** What is required **
Present the following data again exactly as it is shown.

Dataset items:
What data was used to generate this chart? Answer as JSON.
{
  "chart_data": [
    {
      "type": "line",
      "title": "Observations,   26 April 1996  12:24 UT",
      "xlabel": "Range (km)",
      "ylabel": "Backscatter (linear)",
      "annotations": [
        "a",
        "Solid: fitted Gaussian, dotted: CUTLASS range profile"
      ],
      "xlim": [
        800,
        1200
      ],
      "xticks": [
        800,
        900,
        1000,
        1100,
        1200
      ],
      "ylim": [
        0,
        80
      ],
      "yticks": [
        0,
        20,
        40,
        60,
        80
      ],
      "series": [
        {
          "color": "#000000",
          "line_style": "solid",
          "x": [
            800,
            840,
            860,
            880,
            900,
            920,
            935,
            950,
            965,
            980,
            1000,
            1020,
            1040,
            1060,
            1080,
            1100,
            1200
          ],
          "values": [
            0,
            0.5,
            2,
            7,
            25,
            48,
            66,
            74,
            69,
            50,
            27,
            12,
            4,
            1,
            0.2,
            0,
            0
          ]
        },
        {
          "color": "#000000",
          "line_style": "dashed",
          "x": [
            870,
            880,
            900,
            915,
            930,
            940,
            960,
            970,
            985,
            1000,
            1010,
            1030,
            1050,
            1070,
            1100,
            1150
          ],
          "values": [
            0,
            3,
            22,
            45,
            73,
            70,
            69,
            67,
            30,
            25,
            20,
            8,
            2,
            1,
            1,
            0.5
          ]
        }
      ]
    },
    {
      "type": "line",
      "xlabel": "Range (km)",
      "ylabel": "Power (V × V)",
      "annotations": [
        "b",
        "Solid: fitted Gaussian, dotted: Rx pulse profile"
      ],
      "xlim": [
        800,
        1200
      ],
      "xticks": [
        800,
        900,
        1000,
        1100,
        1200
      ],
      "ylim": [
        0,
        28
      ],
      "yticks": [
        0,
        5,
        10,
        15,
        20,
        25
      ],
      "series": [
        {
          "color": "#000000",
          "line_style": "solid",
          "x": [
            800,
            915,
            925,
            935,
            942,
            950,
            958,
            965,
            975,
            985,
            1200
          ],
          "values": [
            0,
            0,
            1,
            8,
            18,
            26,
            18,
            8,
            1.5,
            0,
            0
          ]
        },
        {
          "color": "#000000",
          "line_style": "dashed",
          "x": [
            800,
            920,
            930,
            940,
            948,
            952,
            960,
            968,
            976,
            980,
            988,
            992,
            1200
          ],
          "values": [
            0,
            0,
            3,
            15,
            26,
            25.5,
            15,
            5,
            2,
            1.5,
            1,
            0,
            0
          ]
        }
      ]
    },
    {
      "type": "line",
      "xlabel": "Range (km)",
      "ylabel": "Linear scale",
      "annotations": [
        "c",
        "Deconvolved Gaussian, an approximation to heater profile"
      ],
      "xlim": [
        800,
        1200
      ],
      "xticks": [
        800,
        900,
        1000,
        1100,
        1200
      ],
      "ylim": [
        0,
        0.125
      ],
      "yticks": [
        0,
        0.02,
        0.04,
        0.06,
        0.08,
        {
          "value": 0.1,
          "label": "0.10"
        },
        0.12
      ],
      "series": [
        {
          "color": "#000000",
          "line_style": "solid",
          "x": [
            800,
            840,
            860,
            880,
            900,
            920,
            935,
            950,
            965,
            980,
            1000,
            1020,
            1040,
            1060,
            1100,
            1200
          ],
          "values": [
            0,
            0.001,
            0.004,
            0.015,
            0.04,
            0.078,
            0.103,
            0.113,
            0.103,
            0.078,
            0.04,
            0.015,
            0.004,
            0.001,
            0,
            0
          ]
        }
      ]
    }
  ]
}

** Solution for this exercise **
What data was used to generate this chart? Answer as JSON.
{
  "chart_data": [
    {
      "type": "line",
      "title": "Observations,   26 April 1996  12:24 UT",
      "xlabel": "Range (km)",
      "ylabel": "Backscatter (linear)",
      "annotations": [
        "a",
        "Solid: fitted Gaussian, dotted: CUTLASS range profile"
      ],
      "xlim": [
        800,
        1200
      ],
      "xticks": [
        800,
        900,
        1000,
        1100,
        1200
      ],
      "ylim": [
        0,
        80
      ],
      "yticks": [
        0,
        20,
        40,
        60,
        80
      ],
      "series": [
        {
          "color": "#000000",
          "line_style": "solid",
          "x": [
            800,
            840,
            860,
            880,
            900,
            920,
            935,
            950,
            965,
            980,
            1000,
            1020,
            1040,
            1060,
            1080,
            1100,
            1200
          ],
          "values": [
            0,
            0.5,
            2,
            7,
            25,
            48,
            66,
            74,
            69,
            50,
            27,
            12,
            4,
            1,
            0.2,
            0,
            0
          ]
        },
        {
          "color": "#000000",
          "line_style": "dashed",
          "x": [
            870,
            880,
            900,
            915,
            930,
            940,
            960,
            970,
            985,
            1000,
            1010,
            1030,
            1050,
            1070,
            1100,
            1150
          ],
          "values": [
            0,
            3,
            22,
            45,
            73,
            70,
            69,
            67,
            30,
            25,
            20,
            8,
            2,
            1,
            1,
            0.5
          ]
        }
      ]
    },
    {
      "type": "line",
      "xlabel": "Range (km)",
      "ylabel": "Power (V × V)",
      "annotations": [
        "b",
        "Solid: fitted Gaussian, dotted: Rx pulse profile"
      ],
      "xlim": [
        800,
        1200
      ],
      "xticks": [
        800,
        900,
        1000,
        1100,
        1200
      ],
      "ylim": [
        0,
        28
      ],
      "yticks": [
        0,
        5,
        10,
        15,
        20,
        25
      ],
      "series": [
        {
          "color": "#000000",
          "line_style": "solid",
          "x": [
            800,
            915,
            925,
            935,
            942,
            950,
            958,
            965,
            975,
            985,
            1200
          ],
          "values": [
            0,
            0,
            1,
            8,
            18,
            26,
            18,
            8,
            1.5,
            0,
            0
          ]
        },
        {
          "color": "#000000",
          "line_style": "dashed",
          "x": [
            800,
            920,
            930,
            940,
            948,
            952,
            960,
            968,
            976,
            980,
            988,
            992,
            1200
          ],
          "values": [
            0,
            0,
            3,
            15,
            26,
            25.5,
            15,
            5,
            2,
            1.5,
            1,
            0,
            0
          ]
        }
      ]
    },
    {
      "type": "line",
      "xlabel": "Range (km)",
      "ylabel": "Linear scale",
      "annotations": [
        "c",
        "Deconvolved Gaussian, an approximation to heater profile"
      ],
      "xlim": [
        800,
        1200
      ],
      "xticks": [
        800,
        900,
        1000,
        1100,
        1200
      ],
      "ylim": [
        0,
        0.125
      ],
      "yticks": [
        0,
        0.02,
        0.04,
        0.06,
        0.08,
        {
          "value": 0.1,
          "label": "0.10"
        },
        0.12
      ],
      "series": [
        {
          "color": "#000000",
          "line_style": "solid",
          "x": [
            800,
            840,
            860,
            880,
            900,
            920,
            935,
            950,
            965,
            980,
            1000,
            1020,
            1040,
            1060,
            1100,
            1200
          ],
          "values": [
            0,
            0.001,
            0.004,
            0.015,
            0.04,
            0.078,
            0.103,
            0.113,
            0.103,
            0.078,
            0.04,
            0.015,
            0.004,
            0.001,
            0,
            0
          ]
        }
      ]
    }
  ]
}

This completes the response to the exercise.